- Figure content listings -
========

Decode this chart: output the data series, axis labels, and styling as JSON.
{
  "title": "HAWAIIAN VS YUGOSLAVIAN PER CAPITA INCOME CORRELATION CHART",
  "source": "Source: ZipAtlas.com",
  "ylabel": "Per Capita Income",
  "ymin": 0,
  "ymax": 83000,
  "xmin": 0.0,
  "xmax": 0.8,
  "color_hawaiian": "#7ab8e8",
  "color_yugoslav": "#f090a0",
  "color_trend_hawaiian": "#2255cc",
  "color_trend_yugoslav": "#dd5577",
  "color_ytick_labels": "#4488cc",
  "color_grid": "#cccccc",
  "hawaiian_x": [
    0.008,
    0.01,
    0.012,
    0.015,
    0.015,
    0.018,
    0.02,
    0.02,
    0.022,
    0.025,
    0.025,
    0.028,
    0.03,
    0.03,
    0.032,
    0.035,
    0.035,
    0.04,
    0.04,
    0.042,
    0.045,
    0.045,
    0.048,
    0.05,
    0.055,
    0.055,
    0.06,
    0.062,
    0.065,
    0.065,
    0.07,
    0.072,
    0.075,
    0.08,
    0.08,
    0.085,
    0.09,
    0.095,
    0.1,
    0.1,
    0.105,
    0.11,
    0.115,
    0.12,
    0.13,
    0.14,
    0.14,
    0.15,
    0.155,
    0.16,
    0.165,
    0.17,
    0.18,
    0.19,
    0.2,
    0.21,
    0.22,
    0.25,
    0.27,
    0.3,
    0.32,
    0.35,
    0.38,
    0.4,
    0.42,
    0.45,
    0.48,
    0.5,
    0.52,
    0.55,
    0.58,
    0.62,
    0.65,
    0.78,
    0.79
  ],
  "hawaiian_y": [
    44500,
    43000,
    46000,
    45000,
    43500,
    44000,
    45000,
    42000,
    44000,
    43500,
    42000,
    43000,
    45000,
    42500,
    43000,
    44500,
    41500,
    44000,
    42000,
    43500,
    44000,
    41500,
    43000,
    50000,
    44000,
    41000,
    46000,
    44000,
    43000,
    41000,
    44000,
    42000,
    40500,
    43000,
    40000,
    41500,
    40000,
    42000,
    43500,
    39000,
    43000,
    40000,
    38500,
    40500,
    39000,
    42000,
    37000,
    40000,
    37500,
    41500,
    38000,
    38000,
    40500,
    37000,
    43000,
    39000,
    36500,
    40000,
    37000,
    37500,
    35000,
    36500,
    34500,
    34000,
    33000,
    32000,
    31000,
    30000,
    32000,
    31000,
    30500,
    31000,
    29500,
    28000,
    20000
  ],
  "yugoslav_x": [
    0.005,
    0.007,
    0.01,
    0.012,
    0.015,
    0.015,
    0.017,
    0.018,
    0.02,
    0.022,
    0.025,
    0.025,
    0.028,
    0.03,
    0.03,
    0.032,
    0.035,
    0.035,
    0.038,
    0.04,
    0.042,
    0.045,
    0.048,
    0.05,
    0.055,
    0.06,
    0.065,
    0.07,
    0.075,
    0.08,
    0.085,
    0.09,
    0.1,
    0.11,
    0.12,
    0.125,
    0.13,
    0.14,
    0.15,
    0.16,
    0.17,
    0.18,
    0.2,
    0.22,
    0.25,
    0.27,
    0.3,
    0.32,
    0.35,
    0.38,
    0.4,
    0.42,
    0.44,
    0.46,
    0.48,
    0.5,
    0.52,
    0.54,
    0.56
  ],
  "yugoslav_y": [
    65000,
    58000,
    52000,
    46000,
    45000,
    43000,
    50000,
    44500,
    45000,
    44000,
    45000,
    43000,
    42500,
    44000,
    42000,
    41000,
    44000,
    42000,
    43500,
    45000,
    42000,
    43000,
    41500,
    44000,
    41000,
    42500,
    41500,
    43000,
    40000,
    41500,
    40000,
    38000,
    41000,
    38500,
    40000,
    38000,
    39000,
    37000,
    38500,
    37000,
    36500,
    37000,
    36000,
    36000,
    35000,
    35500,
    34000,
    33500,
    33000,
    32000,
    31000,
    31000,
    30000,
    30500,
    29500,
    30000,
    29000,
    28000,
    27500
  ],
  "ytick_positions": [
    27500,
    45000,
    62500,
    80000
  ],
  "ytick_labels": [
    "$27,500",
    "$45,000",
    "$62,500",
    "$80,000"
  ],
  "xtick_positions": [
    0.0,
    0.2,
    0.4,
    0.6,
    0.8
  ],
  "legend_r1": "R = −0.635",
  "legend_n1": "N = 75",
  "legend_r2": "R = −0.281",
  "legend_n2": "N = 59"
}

========

- WHAT IS REQUIRED -
Repeat the material above in full, quoting it exactly.

- IN RESPONSE -
Decode this chart: output the data series, axis labels, and styling as JSON.
{
  "title": "HAWAIIAN VS YUGOSLAVIAN PER CAPITA INCOME CORRELATION CHART",
  "source": "Source: ZipAtlas.com",
  "ylabel": "Per Capita Income",
  "ymin": 0,
  "ymax": 83000,
  "xmin": 0.0,
  "xmax": 0.8,
  "color_hawaiian": "#7ab8e8",
  "color_yugoslav": "#f090a0",
  "color_trend_hawaiian": "#2255cc",
  "color_trend_yugoslav": "#dd5577",
  "color_ytick_labels": "#4488cc",
  "color_grid": "#cccccc",
  "hawaiian_x": [
    0.008,
    0.01,
    0.012,
    0.015,
    0.015,
    0.018,
    0.02,
    0.02,
    0.022,
    0.025,
    0.025,
    0.028,
    0.03,
    0.03,
    0.032,
    0.035,
    0.035,
    0.04,
    0.04,
    0.042,
    0.045,
    0.045,
    0.048,
    0.05,
    0.055,
    0.055,
    0.06,
    0.062,
    0.065,
    0.065,
    0.07,
    0.072,
    0.075,
    0.08,
    0.08,
    0.085,
    0.09,
    0.095,
    0.1,
    0.1,
    0.105,
    0.11,
    0.115,
    0.12,
    0.13,
    0.14,
    0.14,
    0.15,
    0.155,
    0.16,
    0.165,
    0.17,
    0.18,
    0.19,
    0.2,
    0.21,
    0.22,
    0.25,
    0.27,
    0.3,
    0.32,
    0.35,
    0.38,
    0.4,
    0.42,
    0.45,
    0.48,
    0.5,
    0.52,
    0.55,
    0.58,
    0.62,
    0.65,
    0.78,
    0.79
  ],
  "hawaiian_y": [
    44500,
    43000,
    46000,
    45000,
    43500,
    44000,
    45000,
    42000,
    44000,
    43500,
    42000,
    43000,
    45000,
    42500,
    43000,
    44500,
    41500,
    44000,
    42000,
    43500,
    44000,
    41500,
    43000,
    50000,
    44000,
    41000,
    46000,
    44000,
    43000,
    41000,
    44000,
    42000,
    40500,
    43000,
    40000,
    41500,
    40000,
    42000,
    43500,
    39000,
    43000,
    40000,
    38500,
    40500,
    39000,
    42000,
    37000,
    40000,
    37500,
    41500,
    38000,
    38000,
    40500,
    37000,
    43000,
    39000,
    36500,
    40000,
    37000,
    37500,
    35000,
    36500,
    34500,
    34000,
    33000,
    32000,
    31000,
    30000,
    32000,
    31000,
    30500,
    31000,
    29500,
    28000,
    20000
  ],
  "yugoslav_x": [
    0.005,
    0.007,
    0.01,
    0.012,
    0.015,
    0.015,
    0.017,
    0.018,
    0.02,
    0.022,
    0.025,
    0.025,
    0.028,
    0.03,
    0.03,
    0.032,
    0.035,
    0.035,
    0.038,
    0.04,
    0.042,
    0.045,
    0.048,
    0.05,
    0.055,
    0.06,
    0.065,
    0.07,
    0.075,
    0.08,
    0.085,
    0.09,
    0.1,
    0.11,
    0.12,
    0.125,
    0.13,
    0.14,
    0.15,
    0.16,
    0.17,
    0.18,
    0.2,
    0.22,
    0.25,
    0.27,
    0.3,
    0.32,
    0.35,
    0.38,
    0.4,
    0.42,
    0.44,
    0.46,
    0.48,
    0.5,
    0.52,
    0.54,
    0.56
  ],
  "yugoslav_y": [
    65000,
    58000,
    52000,
    46000,
    45000,
    43000,
    50000,
    44500,
    45000,
    44000,
    45000,
    43000,
    42500,
    44000,
    42000,
    41000,
    44000,
    42000,
    43500,
    45000,
    42000,
    43000,
    41500,
    44000,
    41000,
    42500,
    41500,
    43000,
    40000,
    41500,
    40000,
    38000,
    41000,
    38500,
    40000,
    38000,
    39000,
    37000,
    38500,
    37000,
    36500,
    37000,
    36000,
    36000,
    35000,
    35500,
    34000,
    33500,
    33000,
    32000,
    31000,
    31000,
    30000,
    30500,
    29500,
    30000,
    29000,
    28000,
    27500
  ],
  "ytick_positions": [
    27500,
    45000,
    62500,
    80000
  ],
  "ytick_labels": [
    "$27,500",
    "$45,000",
    "$62,500",
    "$80,000"
  ],
  "xtick_positions": [
    0.0,
    0.2,
    0.4,
    0.6,
    0.8
  ],
  "legend_r1": "R = −0.635",
  "legend_n1": "N = 75",
  "legend_r2": "R = −0.281",
  "legend_n2": "N = 59"
}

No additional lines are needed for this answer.